--- Stated task A ---
Repeat the lines of the data listing from the one containing "edge-11 [498,325,499,345]" through the one containing "node-c5: 环境卫生学监测 [288,535,318,755]", including both ends.

--- Text block ---
= = = = =
Industry Interview: Stefano Petrullo - Founder of Renaissance PR and award winning PR man

In this blog, we’re joined by Stefano Petrullo, founder of Renaissance PR, and an award-winning professional with over 25 years of experience in PR. He has worked on some of the biggest entertainment brands in the world, such as Far Cry, Watch Dogs, and Assassin’s Creed II - the latter which won a Guinness World Record as the most cover-featured video game.

He tells us all about starting out in the games industry, moving to the UK, and the problems of writing an article on a Commodore 64…

Stefano Petrullo

Stefano Petrullo

30 Years of Play: Easy question first: tell us who you are, what you do and a little bit about your career in the industry.

Stefano Petrullo:
I’m Stefano Petrullo, founder of Renaissance, a boutique communications agency born in 2015 built on a legacy of working in PR since 1997. I started out in my career back in 1991 as editor of Zzap64 Italy before I then moved on to PC Zone Italy. It was a fun, exciting era, but at some point I decided my talents might be better applied in the world of PR, and I managed to land a job as PR Manager for the biggest Italian distributor of the time, founding the first Italian dedicated video game PR agency in the process.

In 2006, I finally made the decision to leave Italy to make the trip to Britain, becoming Head or PR at Koch Media UK, and the fact that a Germany company took on an Italian to launch their products in the UK has always struck me as being a prime example of European integration - pre-Brexit Britain at its best, you might say. A couple of years later I joined French publishing giant Ubisoft, where I stayed until I set up Renaissance in 2015.

30YOP: How did you start working in the sector and how did you end up in the UK?

I wrote my first review for Zzap64 when I was the grand age of 16 years old - back in 1991, if you’re trying to pin down my age - before I then left school and became Assistant Editor three months later. It was around 2005, though, that I started getting bored in Italy and began thinking about making good on my longterm wish to move to the United Kingdom, which was - at that time - the European powerhouse of game development. Ocean, Probe Software, Team17, Core Design, Eidos were companies I already knew from my experiences in both journalism and PR and, after driving my car all the way from Milan to Basingstoke - which was the first place I lived in the UK -  I felt immediately at home.

30YOP: Did you experience a culture shock? What were the main differences between working in the industry in Italy and the UK?

I love my country for a million reasons, but meritocracy and pragmatism are definitely not our strong points. I have to be honest and say the first three months in the UK were not easy, as I had to quickly learn to live alone with no friends - there were no Italians whatsoever in Basingstoke at the time, but the people there were super friendly and helped me get used to their culture. What I love about the UK is that people recognise hard work, and the economy and laws both allow you to build up a business. Despite amazing weather, great food and people, Italy isn’t an ideal environment for sustainable business, namely due to a mass of bureaucracy, lack of open mindness, and just the Italian culture. I can’t deny, it’s it a shame, a real shame, since there is definitely a lot of creativity in Italy and opportunities that often still fail to flourish.
= = = = =
--- Stated task B ---
Proceed with the interview with Stefano Petrullo from the point where it stops.

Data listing
= = = = =
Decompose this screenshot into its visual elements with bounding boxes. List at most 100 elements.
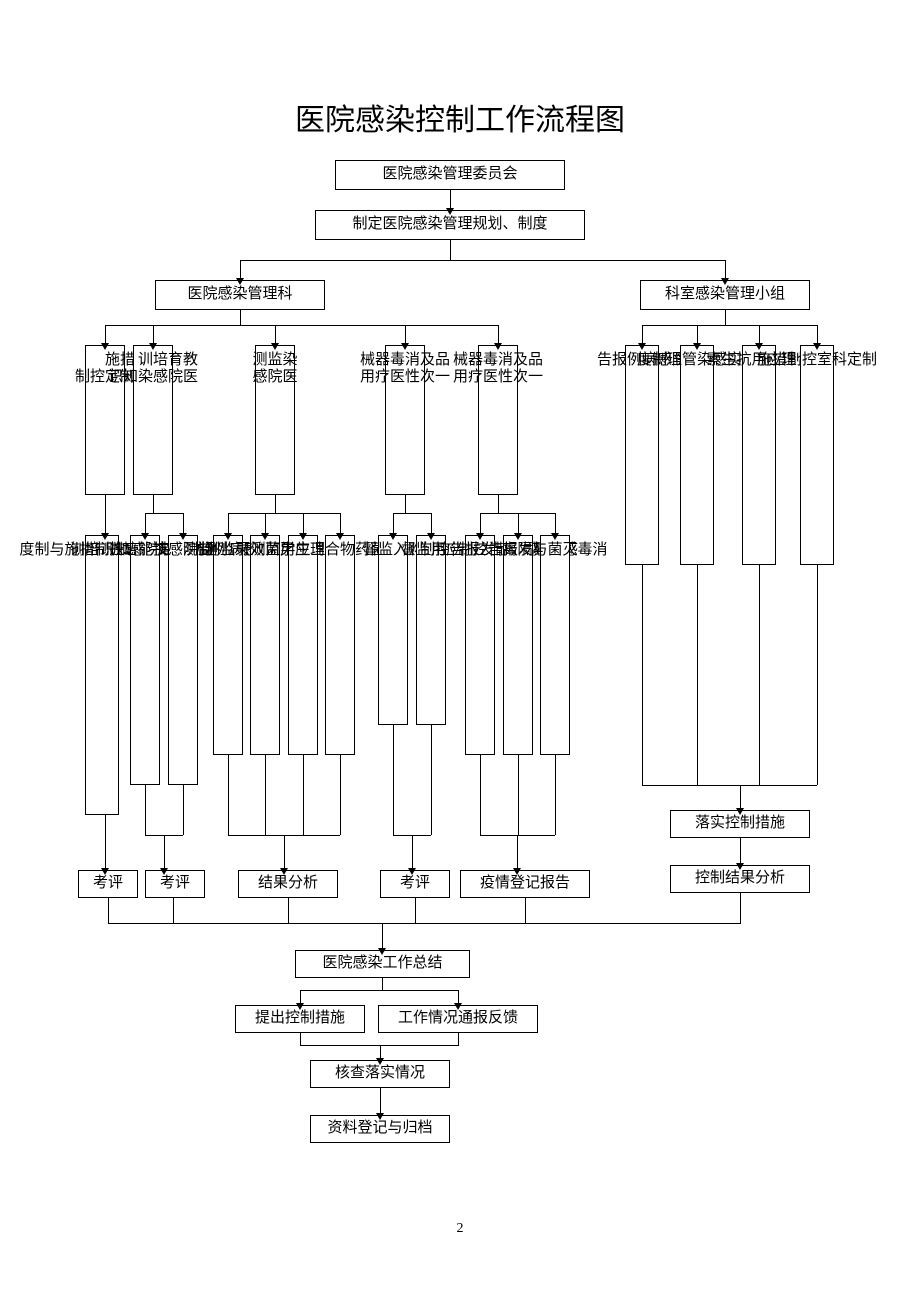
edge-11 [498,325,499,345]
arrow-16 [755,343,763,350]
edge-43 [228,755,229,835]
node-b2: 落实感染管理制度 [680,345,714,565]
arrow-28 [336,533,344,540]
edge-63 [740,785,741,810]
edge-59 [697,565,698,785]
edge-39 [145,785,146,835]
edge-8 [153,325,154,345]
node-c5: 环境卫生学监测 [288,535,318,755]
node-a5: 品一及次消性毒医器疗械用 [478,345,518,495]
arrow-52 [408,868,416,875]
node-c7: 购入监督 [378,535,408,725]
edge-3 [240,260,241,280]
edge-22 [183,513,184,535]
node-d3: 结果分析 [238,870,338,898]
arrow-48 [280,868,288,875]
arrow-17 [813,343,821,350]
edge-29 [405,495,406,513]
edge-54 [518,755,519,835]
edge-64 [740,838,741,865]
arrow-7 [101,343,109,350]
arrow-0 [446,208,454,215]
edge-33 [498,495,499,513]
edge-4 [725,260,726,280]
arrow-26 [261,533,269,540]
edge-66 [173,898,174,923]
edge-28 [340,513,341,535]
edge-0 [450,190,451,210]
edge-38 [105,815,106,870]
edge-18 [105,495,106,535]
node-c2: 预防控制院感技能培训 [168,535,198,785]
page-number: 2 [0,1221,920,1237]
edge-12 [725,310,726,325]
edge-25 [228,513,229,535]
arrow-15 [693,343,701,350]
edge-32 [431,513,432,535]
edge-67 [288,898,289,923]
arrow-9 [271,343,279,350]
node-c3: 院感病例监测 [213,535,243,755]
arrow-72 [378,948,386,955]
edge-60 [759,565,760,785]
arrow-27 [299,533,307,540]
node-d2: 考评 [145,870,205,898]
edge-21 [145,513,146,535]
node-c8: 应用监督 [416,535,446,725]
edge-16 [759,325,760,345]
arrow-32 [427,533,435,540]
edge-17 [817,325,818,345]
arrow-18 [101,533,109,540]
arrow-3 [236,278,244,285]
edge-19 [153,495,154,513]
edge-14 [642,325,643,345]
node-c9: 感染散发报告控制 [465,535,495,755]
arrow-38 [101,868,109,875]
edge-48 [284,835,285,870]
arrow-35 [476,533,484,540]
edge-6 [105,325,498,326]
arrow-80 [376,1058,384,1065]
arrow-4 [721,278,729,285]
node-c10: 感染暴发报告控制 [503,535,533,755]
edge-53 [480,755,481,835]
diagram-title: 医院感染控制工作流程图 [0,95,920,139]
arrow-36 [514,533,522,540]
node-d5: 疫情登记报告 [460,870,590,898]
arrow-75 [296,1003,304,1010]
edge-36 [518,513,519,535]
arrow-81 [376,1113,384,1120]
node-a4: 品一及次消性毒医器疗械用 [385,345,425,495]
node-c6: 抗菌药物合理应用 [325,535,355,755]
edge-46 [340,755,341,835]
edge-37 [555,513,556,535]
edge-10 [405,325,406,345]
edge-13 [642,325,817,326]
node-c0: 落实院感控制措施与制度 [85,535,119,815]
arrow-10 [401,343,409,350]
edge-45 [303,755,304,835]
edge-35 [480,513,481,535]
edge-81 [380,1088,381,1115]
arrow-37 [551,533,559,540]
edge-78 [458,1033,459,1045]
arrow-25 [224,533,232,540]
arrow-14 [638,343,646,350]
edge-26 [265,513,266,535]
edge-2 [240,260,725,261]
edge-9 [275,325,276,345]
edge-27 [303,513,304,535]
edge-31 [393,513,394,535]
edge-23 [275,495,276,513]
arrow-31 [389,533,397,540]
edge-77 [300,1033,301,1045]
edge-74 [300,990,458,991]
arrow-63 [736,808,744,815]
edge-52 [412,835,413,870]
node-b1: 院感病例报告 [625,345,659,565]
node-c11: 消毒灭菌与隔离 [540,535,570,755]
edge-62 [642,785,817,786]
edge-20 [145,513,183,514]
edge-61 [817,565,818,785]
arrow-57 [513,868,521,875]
= = = = =
--- Written reply A ---
edge-11 [498,325,499,345]
arrow-16 [755,343,763,350]
edge-43 [228,755,229,835]
node-b2: 落实感染管理制度 [680,345,714,565]
arrow-28 [336,533,344,540]
edge-63 [740,785,741,810]
edge-59 [697,565,698,785]
edge-39 [145,785,146,835]
edge-8 [153,325,154,345]
node-c5: 环境卫生学监测 [288,535,318,755]

--- Written reply B ---
30YOP: Assassin’s Creed II won a Guinness World Record as the most cover-featured video game, and it went on to massive commercial & critical success. I do remember myself in the lead up to its release it was everywhere on every game magazine! Did you have any idea the campaign would have such an impact and that the game would go on to be so big?

I have been in the industry for over 25 years and worked for a lot of companies in a variety of roles, but Ubisoft was the most incredible in terms of empowerment and potential for growth. I enjoyed my best memories and biggest achievements there - except for Renaissance, of course. On Assassin’s Creed II, we knew it was likely to be a difficult campaign - reviews for the original Assassin’s Creed were a little underwhelming, so it really did require Ubisoft to throw its entire weight behind Assassin’s Creed II to make sure it was the success it deserved to be.

"I'm sure plenty of commentators (including myself) would have predicted another well-known game winning the title instead, and this achievement is even more impressive in view of the other 2009 releases that Assassin's Creed 2 was able to beat."

  • Gaz Deaves, editor of Guinness World Records Gamer’s Edition

Specifically in the UK, we started to target media very early to gather feedback, taking an open and honest approach about what the new game was about. Then we proactively worked with the central team in Paris and developer in Montreal to make sure Ezio was absolutely everywhere. The end results were absolutely wow amazing - I still get shivers remembering when we  received the ‘world record’ news in our Chertsey office. I was like… WOW!

30YOP: In your experience, how has PR & marketing changed in the industry over time?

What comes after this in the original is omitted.